* Start Record set *

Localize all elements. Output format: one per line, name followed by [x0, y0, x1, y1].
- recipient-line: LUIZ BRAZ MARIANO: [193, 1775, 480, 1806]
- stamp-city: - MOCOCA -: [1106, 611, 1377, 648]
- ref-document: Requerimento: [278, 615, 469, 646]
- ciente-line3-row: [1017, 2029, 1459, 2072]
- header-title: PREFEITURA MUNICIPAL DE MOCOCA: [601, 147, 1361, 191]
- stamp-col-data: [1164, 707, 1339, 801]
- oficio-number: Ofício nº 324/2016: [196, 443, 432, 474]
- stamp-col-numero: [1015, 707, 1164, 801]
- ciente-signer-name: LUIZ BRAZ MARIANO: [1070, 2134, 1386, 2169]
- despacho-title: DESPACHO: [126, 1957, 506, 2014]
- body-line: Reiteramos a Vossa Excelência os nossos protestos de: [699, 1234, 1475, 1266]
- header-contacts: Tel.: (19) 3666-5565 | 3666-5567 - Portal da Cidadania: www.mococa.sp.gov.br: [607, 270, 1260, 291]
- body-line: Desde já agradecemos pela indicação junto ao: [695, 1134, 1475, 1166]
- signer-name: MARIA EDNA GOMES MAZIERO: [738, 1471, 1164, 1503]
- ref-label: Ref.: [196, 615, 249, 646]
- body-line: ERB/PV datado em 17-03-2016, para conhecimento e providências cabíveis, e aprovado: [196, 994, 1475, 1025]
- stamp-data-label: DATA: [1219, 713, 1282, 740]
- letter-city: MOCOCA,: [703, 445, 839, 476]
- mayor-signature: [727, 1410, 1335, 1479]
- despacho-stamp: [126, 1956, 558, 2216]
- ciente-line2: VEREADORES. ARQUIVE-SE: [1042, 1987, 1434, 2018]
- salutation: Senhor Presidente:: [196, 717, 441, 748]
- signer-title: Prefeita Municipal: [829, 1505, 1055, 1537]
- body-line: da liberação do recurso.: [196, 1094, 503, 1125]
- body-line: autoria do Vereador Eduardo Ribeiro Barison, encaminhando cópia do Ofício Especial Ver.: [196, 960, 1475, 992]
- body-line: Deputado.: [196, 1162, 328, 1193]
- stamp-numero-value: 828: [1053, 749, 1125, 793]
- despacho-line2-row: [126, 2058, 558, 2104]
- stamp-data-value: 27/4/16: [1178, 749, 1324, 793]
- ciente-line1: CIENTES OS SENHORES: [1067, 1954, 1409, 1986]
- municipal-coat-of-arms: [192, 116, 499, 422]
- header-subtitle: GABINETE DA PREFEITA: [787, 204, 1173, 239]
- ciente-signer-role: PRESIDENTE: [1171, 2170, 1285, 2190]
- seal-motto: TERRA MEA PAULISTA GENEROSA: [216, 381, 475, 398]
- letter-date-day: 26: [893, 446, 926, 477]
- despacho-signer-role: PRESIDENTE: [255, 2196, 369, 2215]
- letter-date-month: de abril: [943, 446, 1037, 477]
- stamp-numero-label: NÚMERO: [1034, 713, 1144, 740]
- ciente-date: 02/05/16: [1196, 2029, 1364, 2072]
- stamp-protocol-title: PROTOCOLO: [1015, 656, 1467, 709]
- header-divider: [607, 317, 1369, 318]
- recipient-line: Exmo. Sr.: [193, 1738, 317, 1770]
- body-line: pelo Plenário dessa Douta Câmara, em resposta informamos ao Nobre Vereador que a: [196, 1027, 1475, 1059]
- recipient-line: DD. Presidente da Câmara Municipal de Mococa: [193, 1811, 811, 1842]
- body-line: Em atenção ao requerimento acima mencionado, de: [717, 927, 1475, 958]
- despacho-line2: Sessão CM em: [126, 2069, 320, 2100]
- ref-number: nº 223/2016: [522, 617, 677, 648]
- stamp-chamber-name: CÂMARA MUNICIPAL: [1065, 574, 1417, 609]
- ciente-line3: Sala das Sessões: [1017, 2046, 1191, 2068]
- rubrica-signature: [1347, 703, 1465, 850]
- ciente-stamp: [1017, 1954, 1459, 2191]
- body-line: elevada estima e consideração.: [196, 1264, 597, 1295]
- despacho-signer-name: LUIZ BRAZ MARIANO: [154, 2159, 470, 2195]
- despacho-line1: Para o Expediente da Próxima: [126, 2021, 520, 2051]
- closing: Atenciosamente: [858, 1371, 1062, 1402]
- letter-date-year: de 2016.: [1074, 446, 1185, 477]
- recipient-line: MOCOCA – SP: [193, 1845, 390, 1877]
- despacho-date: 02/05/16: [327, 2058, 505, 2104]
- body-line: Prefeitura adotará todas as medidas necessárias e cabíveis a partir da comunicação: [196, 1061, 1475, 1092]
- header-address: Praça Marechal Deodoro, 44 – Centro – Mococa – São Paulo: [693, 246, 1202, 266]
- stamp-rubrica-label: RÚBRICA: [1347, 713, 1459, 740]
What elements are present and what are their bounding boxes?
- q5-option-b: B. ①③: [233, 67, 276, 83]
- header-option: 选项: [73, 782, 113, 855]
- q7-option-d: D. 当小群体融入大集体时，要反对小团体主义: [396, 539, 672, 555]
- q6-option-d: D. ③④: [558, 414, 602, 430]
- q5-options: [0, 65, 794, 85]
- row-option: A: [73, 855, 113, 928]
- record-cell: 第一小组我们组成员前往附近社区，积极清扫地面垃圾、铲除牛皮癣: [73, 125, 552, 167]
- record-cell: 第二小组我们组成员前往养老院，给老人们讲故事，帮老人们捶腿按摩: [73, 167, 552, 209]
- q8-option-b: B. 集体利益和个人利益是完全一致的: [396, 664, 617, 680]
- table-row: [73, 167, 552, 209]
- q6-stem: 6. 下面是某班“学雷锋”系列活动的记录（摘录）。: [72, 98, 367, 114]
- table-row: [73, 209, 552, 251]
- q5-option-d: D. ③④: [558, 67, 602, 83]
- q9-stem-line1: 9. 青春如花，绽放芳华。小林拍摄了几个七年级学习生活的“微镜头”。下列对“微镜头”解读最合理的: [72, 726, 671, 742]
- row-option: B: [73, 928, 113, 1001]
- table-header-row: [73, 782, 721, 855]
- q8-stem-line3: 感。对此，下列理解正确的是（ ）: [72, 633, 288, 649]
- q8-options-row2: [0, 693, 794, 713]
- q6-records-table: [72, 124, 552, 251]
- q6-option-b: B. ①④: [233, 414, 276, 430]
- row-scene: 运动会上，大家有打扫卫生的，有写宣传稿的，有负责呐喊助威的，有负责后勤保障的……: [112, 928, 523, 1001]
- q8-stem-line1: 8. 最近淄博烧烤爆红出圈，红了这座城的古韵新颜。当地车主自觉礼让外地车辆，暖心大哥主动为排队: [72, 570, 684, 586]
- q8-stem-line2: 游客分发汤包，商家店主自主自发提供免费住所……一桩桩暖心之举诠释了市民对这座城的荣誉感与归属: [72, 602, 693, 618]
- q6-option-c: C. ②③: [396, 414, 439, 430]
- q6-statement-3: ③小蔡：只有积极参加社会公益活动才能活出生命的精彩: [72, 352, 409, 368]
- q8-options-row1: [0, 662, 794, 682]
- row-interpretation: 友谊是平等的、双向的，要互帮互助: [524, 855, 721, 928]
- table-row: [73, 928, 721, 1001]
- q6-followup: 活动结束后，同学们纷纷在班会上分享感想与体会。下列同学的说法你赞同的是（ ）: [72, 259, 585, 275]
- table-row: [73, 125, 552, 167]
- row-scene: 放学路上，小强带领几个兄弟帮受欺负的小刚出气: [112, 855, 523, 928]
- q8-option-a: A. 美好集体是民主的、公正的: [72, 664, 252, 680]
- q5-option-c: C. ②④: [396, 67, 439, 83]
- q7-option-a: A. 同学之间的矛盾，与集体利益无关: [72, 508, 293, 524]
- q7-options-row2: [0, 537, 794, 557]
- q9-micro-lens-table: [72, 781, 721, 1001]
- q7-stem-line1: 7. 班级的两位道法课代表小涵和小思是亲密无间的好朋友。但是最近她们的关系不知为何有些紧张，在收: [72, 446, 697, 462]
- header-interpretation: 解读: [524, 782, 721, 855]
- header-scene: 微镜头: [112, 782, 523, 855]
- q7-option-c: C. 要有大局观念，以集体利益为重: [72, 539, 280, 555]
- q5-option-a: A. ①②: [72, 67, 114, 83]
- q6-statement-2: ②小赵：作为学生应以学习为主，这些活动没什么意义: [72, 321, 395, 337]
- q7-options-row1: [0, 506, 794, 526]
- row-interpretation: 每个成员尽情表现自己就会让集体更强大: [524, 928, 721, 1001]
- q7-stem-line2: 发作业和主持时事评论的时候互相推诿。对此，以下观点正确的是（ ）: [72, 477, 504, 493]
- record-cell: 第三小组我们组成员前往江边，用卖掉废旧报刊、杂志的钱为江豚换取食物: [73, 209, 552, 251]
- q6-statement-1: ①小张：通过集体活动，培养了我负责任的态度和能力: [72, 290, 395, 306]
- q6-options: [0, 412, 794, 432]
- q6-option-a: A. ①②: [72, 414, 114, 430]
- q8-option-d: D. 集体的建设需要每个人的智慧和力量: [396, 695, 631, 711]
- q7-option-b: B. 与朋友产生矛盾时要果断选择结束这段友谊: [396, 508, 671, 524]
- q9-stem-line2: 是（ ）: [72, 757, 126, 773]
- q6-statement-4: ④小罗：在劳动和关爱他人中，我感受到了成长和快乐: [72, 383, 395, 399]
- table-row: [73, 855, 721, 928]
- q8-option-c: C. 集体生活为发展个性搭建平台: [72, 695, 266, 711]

* End Record set *

* _Do this_:
Rewrite everything from the start of the listing down to the line containing "- body-line: da", both ends included, as a numbered list with any blank lines dropped.

* _Solution for this exercise_:
1. Localize all elements. Output format: one per line, name followed by [x0, y0, x1, y1].
2. - recipient-line: LUIZ BRAZ MARIANO: [193, 1775, 480, 1806]
3. - stamp-city: - MOCOCA -: [1106, 611, 1377, 648]
4. - ref-document: Requerimento: [278, 615, 469, 646]
5. - ciente-line3-row: [1017, 2029, 1459, 2072]
6. - header-title: PREFEITURA MUNICIPAL DE MOCOCA: [601, 147, 1361, 191]
7. - stamp-col-data: [1164, 707, 1339, 801]
8. - oficio-number: Ofício nº 324/2016: [196, 443, 432, 474]
9. - stamp-col-numero: [1015, 707, 1164, 801]
10. - ciente-signer-name: LUIZ BRAZ MARIANO: [1070, 2134, 1386, 2169]
11. - despacho-title: DESPACHO: [126, 1957, 506, 2014]
12. - body-line: Reiteramos a Vossa Excelência os nossos protestos de: [699, 1234, 1475, 1266]
13. - header-contacts: Tel.: (19) 3666-5565 | 3666-5567 - Portal da Cidadania: www.mococa.sp.gov.br: [607, 270, 1260, 291]
14. - body-line: Desde já agradecemos pela indicação junto ao: [695, 1134, 1475, 1166]
15. - signer-name: MARIA EDNA GOMES MAZIERO: [738, 1471, 1164, 1503]
16. - ref-label: Ref.: [196, 615, 249, 646]
17. - body-line: ERB/PV datado em 17-03-2016, para conhecimento e providências cabíveis, e aprovado: [196, 994, 1475, 1025]
18. - stamp-data-label: DATA: [1219, 713, 1282, 740]
19. - letter-city: MOCOCA,: [703, 445, 839, 476]
20. - mayor-signature: [727, 1410, 1335, 1479]
21. - despacho-stamp: [126, 1956, 558, 2216]
22. - ciente-line2: VEREADORES. ARQUIVE-SE: [1042, 1987, 1434, 2018]
23. - salutation: Senhor Presidente:: [196, 717, 441, 748]
24. - signer-title: Prefeita Municipal: [829, 1505, 1055, 1537]
25. - body-line: da liberação do recurso.: [196, 1094, 503, 1125]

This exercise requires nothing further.